WRITTEN REQUEST – Reproduce the listing below word for word, with no pictures.
-- BEGIN RECORD EXTRACTS --
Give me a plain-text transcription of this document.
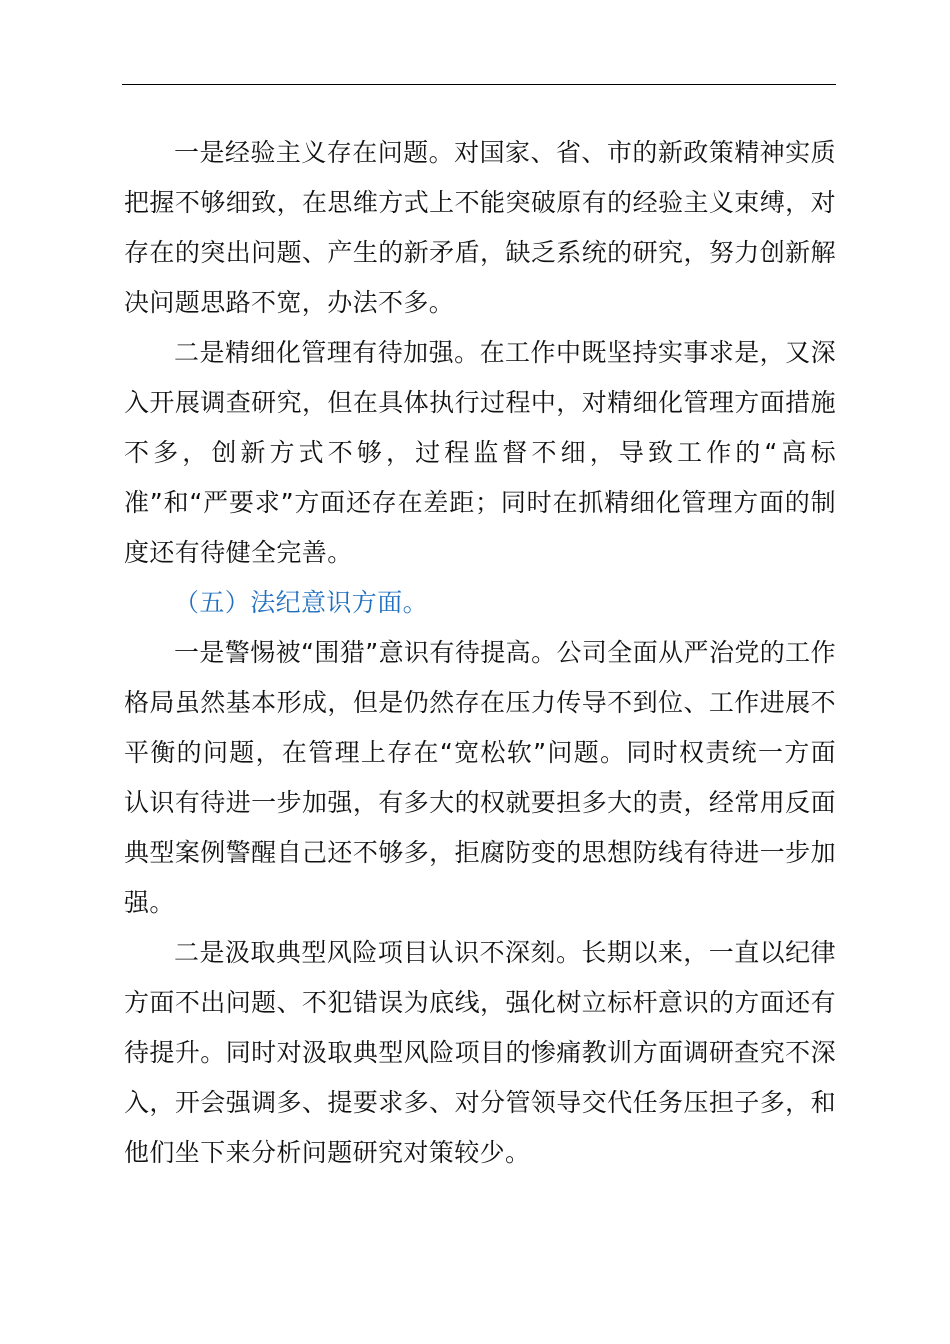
一是经验主义存在问题。对国家、省、市的新政策精神实质把握不够细致，在思维方式上不能突破原有的经验主义束缚，对存在的突出问题、产生的新矛盾，缺乏系统的研究，努力创新解决问题思路不宽，办法不多。

二是精细化管理有待加强。在工作中既坚持实事求是，又深入开展调查研究，但在具体执行过程中，对精细化管理方面措施不多，创新方式不够，过程监督不细，导致工作的“高标准”和“严要求”方面还存在差距；同时在抓精细化管理方面的制度还有待健全完善。

（五）法纪意识方面。

一是警惕被“围猎”意识有待提高。公司全面从严治党的工作格局虽然基本形成，但是仍然存在压力传导不到位、工作进展不平衡的问题，在管理上存在“宽松软”问题。同时权责统一方面认识有待进一步加强，有多大的权就要担多大的责，经常用反面典型案例警醒自己还不够多，拒腐防变的思想防线有待进一步加强。

二是汲取典型风险项目认识不深刻。长期以来，一直以纪律方面不出问题、不犯错误为底线，强化树立标杆意识的方面还有待提升。同时对汲取典型风险项目的惨痛教训方面调研查究不深入，开会强调多、提要求多、对分管领导交代任务压担子多，和他们坐下来分析问题研究对策较少。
-- END RECORD EXTRACTS --
TASK OUTPUT –
Give me a plain-text transcription of this document.
一是经验主义存在问题。对国家、省、市的新政策精神实质把握不够细致，在思维方式上不能突破原有的经验主义束缚，对存在的突出问题、产生的新矛盾，缺乏系统的研究，努力创新解决问题思路不宽，办法不多。

二是精细化管理有待加强。在工作中既坚持实事求是，又深入开展调查研究，但在具体执行过程中，对精细化管理方面措施不多，创新方式不够，过程监督不细，导致工作的“高标准”和“严要求”方面还存在差距；同时在抓精细化管理方面的制度还有待健全完善。

（五）法纪意识方面。

一是警惕被“围猎”意识有待提高。公司全面从严治党的工作格局虽然基本形成，但是仍然存在压力传导不到位、工作进展不平衡的问题，在管理上存在“宽松软”问题。同时权责统一方面认识有待进一步加强，有多大的权就要担多大的责，经常用反面典型案例警醒自己还不够多，拒腐防变的思想防线有待进一步加强。

二是汲取典型风险项目认识不深刻。长期以来，一直以纪律方面不出问题、不犯错误为底线，强化树立标杆意识的方面还有待提升。同时对汲取典型风险项目的惨痛教训方面调研查究不深入，开会强调多、提要求多、对分管领导交代任务压担子多，和他们坐下来分析问题研究对策较少。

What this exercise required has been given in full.